* Problem to work on: Below is a listing to transcribe in full and exactly; keep the pictures out.

* Provided information:

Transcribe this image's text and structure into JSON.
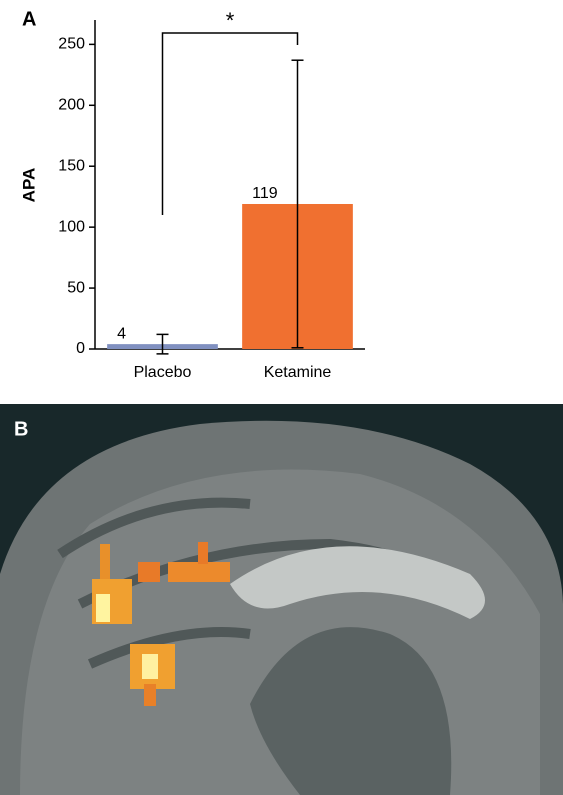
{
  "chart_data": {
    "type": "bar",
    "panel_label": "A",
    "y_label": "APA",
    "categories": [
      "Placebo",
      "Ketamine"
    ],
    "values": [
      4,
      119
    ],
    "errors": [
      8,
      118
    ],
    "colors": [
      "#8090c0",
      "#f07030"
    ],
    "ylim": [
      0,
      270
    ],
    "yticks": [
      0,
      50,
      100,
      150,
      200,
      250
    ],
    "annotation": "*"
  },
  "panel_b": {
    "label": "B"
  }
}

* The result:
Transcribe this image's text and structure into JSON.
{
  "chart_data": {
    "type": "bar",
    "panel_label": "A",
    "y_label": "APA",
    "categories": [
      "Placebo",
      "Ketamine"
    ],
    "values": [
      4,
      119
    ],
    "errors": [
      8,
      118
    ],
    "colors": [
      "#8090c0",
      "#f07030"
    ],
    "ylim": [
      0,
      270
    ],
    "yticks": [
      0,
      50,
      100,
      150,
      200,
      250
    ],
    "annotation": "*"
  },
  "panel_b": {
    "label": "B"
  }
}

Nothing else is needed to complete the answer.